Stated exercise A
Output the entries as a numbered list, leaving out blank lines, starting at the first entry and ending at the line that contains "line-series xyxy=(75,806,982,1122)".

-- Start Text section --

Laws, Regulations & Annotations

Property Taxes Law Guide – Revision 2011
 

Revenue and Taxation Code

Property Taxation

Part 1. General Provisions

Chapter 1. Construction

Section 105

105. "Improvements." "Improvements" includes:

(a) All buildings, structures, fixtures, and fences erected on or affixed to the land.

(b) All fruit, nut bearing, or ornamental trees and vines, not of natural growth, and not exempt from taxation, except date palms under eight years of age.

History.—Stats. 1943, p. 1344, in effect August 4, 1943, deleted "Alfalfa, after the first year's planting" from the definition of "improvements." Stats. 1977, Ch. 539, in effect January 1, 1978, deleted ", except telephone and telegraph lines." from subdivision (a).

Improvements.—The term "improvements" is much more comprehensive than "fixtures", and while it includes fixtures it includes also many things that may not be classified as fixtures. Security Data, Inc. v. Contra Costa County, 145 Cal.App.3d 108.

-- End Text section --

Stated exercise B
Reproduce the property tax law section word for word.

-- Start Task data --

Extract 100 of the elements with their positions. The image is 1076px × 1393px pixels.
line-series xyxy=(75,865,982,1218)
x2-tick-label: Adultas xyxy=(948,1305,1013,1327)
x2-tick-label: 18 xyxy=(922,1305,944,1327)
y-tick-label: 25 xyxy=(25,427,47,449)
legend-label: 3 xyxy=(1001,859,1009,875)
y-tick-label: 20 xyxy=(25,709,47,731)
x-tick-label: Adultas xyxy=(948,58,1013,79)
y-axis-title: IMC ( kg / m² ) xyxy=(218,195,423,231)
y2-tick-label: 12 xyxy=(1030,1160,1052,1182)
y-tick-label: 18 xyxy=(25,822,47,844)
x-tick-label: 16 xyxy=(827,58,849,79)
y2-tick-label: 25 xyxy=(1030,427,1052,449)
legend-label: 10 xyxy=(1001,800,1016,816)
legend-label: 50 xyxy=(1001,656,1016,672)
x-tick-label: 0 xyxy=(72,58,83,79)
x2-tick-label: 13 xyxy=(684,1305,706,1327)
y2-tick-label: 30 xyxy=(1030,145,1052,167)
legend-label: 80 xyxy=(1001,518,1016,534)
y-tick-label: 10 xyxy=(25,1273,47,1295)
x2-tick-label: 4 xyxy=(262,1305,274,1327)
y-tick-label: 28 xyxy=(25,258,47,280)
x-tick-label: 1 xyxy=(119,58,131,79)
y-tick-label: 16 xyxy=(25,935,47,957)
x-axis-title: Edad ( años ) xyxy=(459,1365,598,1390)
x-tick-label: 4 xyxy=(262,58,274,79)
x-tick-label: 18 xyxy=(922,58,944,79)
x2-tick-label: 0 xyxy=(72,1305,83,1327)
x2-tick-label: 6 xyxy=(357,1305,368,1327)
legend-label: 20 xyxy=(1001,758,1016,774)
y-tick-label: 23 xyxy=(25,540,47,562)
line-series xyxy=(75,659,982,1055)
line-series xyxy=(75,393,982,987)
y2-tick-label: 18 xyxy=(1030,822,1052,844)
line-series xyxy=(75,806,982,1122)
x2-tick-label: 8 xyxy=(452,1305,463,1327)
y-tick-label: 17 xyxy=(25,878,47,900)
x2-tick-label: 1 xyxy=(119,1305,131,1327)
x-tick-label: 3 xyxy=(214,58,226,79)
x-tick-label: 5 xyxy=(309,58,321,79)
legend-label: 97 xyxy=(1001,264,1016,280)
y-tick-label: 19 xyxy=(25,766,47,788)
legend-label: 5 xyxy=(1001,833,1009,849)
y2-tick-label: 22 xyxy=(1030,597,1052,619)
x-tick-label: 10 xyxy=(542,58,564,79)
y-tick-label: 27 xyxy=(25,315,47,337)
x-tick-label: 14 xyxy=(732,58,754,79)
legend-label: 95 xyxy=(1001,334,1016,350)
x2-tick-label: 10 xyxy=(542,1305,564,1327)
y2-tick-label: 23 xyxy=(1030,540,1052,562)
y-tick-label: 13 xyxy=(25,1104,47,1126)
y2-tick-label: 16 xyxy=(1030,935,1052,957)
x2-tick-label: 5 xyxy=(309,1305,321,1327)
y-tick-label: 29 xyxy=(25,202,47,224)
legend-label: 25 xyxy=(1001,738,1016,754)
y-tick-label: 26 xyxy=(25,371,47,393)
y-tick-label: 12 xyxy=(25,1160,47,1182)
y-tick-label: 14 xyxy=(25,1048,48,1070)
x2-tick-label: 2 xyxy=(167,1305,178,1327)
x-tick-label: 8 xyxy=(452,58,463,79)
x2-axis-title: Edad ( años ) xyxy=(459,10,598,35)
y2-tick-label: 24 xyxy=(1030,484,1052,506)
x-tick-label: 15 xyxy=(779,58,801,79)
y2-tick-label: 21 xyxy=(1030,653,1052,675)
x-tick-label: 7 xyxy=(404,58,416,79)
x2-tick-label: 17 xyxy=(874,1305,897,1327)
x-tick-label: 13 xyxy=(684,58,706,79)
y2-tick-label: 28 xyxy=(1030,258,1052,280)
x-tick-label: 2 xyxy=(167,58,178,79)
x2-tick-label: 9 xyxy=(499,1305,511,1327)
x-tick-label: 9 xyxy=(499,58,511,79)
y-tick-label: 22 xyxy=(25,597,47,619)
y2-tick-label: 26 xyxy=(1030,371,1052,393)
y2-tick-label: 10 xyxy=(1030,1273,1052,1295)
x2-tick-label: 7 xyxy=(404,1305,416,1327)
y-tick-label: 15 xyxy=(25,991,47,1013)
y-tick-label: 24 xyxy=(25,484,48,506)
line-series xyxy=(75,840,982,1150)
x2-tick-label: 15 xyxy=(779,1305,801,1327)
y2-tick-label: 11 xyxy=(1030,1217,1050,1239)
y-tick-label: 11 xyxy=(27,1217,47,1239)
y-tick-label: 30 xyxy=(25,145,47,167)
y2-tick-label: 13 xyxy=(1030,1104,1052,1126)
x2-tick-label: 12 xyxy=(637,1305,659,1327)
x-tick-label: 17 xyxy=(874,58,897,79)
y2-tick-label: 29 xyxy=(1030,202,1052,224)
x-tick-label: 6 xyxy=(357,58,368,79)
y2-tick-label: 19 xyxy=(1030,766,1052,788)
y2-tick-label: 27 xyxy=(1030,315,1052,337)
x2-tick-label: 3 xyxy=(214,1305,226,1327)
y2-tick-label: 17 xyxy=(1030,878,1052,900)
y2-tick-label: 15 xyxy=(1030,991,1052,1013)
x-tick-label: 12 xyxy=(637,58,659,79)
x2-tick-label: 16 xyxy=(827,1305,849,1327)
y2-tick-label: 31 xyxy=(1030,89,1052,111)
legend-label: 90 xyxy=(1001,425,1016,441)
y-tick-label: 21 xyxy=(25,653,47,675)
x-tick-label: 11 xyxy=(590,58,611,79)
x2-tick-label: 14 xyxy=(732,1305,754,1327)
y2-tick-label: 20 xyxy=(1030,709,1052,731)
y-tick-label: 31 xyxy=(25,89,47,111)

-- End Task data --

Answer A
1. Extract 100 of the elements with their positions. The image is 1076px × 1393px pixels.
2. line-series xyxy=(75,865,982,1218)
3. x2-tick-label: Adultas xyxy=(948,1305,1013,1327)
4. x2-tick-label: 18 xyxy=(922,1305,944,1327)
5. y-tick-label: 25 xyxy=(25,427,47,449)
6. legend-label: 3 xyxy=(1001,859,1009,875)
7. y-tick-label: 20 xyxy=(25,709,47,731)
8. x-tick-label: Adultas xyxy=(948,58,1013,79)
9. y-axis-title: IMC ( kg / m² ) xyxy=(218,195,423,231)
10. y2-tick-label: 12 xyxy=(1030,1160,1052,1182)
11. y-tick-label: 18 xyxy=(25,822,47,844)
12. x-tick-label: 16 xyxy=(827,58,849,79)
13. y2-tick-label: 25 xyxy=(1030,427,1052,449)
14. legend-label: 10 xyxy=(1001,800,1016,816)
15. legend-label: 50 xyxy=(1001,656,1016,672)
16. x-tick-label: 0 xyxy=(72,58,83,79)
17. x2-tick-label: 13 xyxy=(684,1305,706,1327)
18. y2-tick-label: 30 xyxy=(1030,145,1052,167)
19. legend-label: 80 xyxy=(1001,518,1016,534)
20. y-tick-label: 10 xyxy=(25,1273,47,1295)
21. x2-tick-label: 4 xyxy=(262,1305,274,1327)
22. y-tick-label: 28 xyxy=(25,258,47,280)
23. x-tick-label: 1 xyxy=(119,58,131,79)
24. y-tick-label: 16 xyxy=(25,935,47,957)
25. x-axis-title: Edad ( años ) xyxy=(459,1365,598,1390)
26. x-tick-label: 4 xyxy=(262,58,274,79)
27. x-tick-label: 18 xyxy=(922,58,944,79)
28. x2-tick-label: 0 xyxy=(72,1305,83,1327)
29. x2-tick-label: 6 xyxy=(357,1305,368,1327)
30. legend-label: 20 xyxy=(1001,758,1016,774)
31. y-tick-label: 23 xyxy=(25,540,47,562)
32. line-series xyxy=(75,659,982,1055)
33. line-series xyxy=(75,393,982,987)
34. y2-tick-label: 18 xyxy=(1030,822,1052,844)
35. line-series xyxy=(75,806,982,1122)

Answer B
Laws, Regulations & Annotations

Property Taxes Law Guide – Revision 2011
 

Revenue and Taxation Code

Property Taxation

Part 1. General Provisions

Chapter 1. Construction

Section 105

105. "Improvements." "Improvements" includes:

(a) All buildings, structures, fixtures, and fences erected on or affixed to the land.

(b) All fruit, nut bearing, or ornamental trees and vines, not of natural growth, and not exempt from taxation, except date palms under eight years of age.

History.—Stats. 1943, p. 1344, in effect August 4, 1943, deleted "Alfalfa, after the first year's planting" from the definition of "improvements." Stats. 1977, Ch. 539, in effect January 1, 1978, deleted ", except telephone and telegraph lines." from subdivision (a).

Improvements.—The term "improvements" is much more comprehensive than "fixtures", and while it includes fixtures it includes also many things that may not be classified as fixtures. Security Data, Inc. v. Contra Costa County, 145 Cal.App.3d 108.